• _SET EXERCISE_:
Copy the material that follows word for word and omit its pictures.

• _LISTED RECORDS_:

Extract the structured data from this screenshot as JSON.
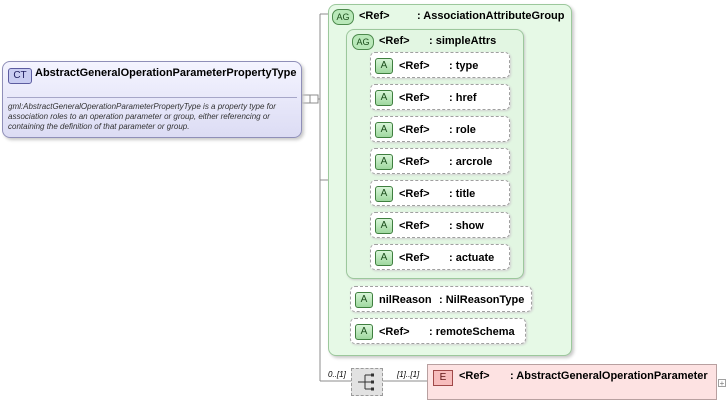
{
  "complex_type": {
    "badge": "CT",
    "name": "AbstractGeneralOperationParameterPropertyType",
    "documentation": "gml:AbstractGeneralOperationParameterPropertyType is a property type for association roles to an operation parameter or group, either referencing or containing the definition of that parameter or group."
  },
  "attribute_group": {
    "badge": "AG",
    "ref": "<Ref>",
    "name": ": AssociationAttributeGroup",
    "inner_group": {
      "badge": "AG",
      "ref": "<Ref>",
      "name": ": simpleAttrs",
      "attributes": [
        {
          "badge": "A",
          "ref": "<Ref>",
          "name": ": type"
        },
        {
          "badge": "A",
          "ref": "<Ref>",
          "name": ": href"
        },
        {
          "badge": "A",
          "ref": "<Ref>",
          "name": ": role"
        },
        {
          "badge": "A",
          "ref": "<Ref>",
          "name": ": arcrole"
        },
        {
          "badge": "A",
          "ref": "<Ref>",
          "name": ": title"
        },
        {
          "badge": "A",
          "ref": "<Ref>",
          "name": ": show"
        },
        {
          "badge": "A",
          "ref": "<Ref>",
          "name": ": actuate"
        }
      ]
    },
    "nil_reason": {
      "badge": "A",
      "ref": "nilReason",
      "name": ": NilReasonType"
    },
    "remote_schema": {
      "badge": "A",
      "ref": "<Ref>",
      "name": ": remoteSchema"
    }
  },
  "sequence": {
    "cardinality": "0..[1]"
  },
  "element": {
    "badge": "E",
    "ref": "<Ref>",
    "name": ": AbstractGeneralOperationParameter",
    "cardinality": "[1]..[1]",
    "expand": "+"
  },
  "colors": {
    "complex_type_fill": "#dcdcf4",
    "attribute_group_fill": "#e6f9e6",
    "attribute_fill": "#ffffff",
    "element_fill": "#fde2e2",
    "connector": "#8c8c8c"
  }
}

• _SOLUTION TO THIS TASK_:
Extract the structured data from this screenshot as JSON.
{
  "complex_type": {
    "badge": "CT",
    "name": "AbstractGeneralOperationParameterPropertyType",
    "documentation": "gml:AbstractGeneralOperationParameterPropertyType is a property type for association roles to an operation parameter or group, either referencing or containing the definition of that parameter or group."
  },
  "attribute_group": {
    "badge": "AG",
    "ref": "<Ref>",
    "name": ": AssociationAttributeGroup",
    "inner_group": {
      "badge": "AG",
      "ref": "<Ref>",
      "name": ": simpleAttrs",
      "attributes": [
        {
          "badge": "A",
          "ref": "<Ref>",
          "name": ": type"
        },
        {
          "badge": "A",
          "ref": "<Ref>",
          "name": ": href"
        },
        {
          "badge": "A",
          "ref": "<Ref>",
          "name": ": role"
        },
        {
          "badge": "A",
          "ref": "<Ref>",
          "name": ": arcrole"
        },
        {
          "badge": "A",
          "ref": "<Ref>",
          "name": ": title"
        },
        {
          "badge": "A",
          "ref": "<Ref>",
          "name": ": show"
        },
        {
          "badge": "A",
          "ref": "<Ref>",
          "name": ": actuate"
        }
      ]
    },
    "nil_reason": {
      "badge": "A",
      "ref": "nilReason",
      "name": ": NilReasonType"
    },
    "remote_schema": {
      "badge": "A",
      "ref": "<Ref>",
      "name": ": remoteSchema"
    }
  },
  "sequence": {
    "cardinality": "0..[1]"
  },
  "element": {
    "badge": "E",
    "ref": "<Ref>",
    "name": ": AbstractGeneralOperationParameter",
    "cardinality": "[1]..[1]",
    "expand": "+"
  },
  "colors": {
    "complex_type_fill": "#dcdcf4",
    "attribute_group_fill": "#e6f9e6",
    "attribute_fill": "#ffffff",
    "element_fill": "#fde2e2",
    "connector": "#8c8c8c"
  }
}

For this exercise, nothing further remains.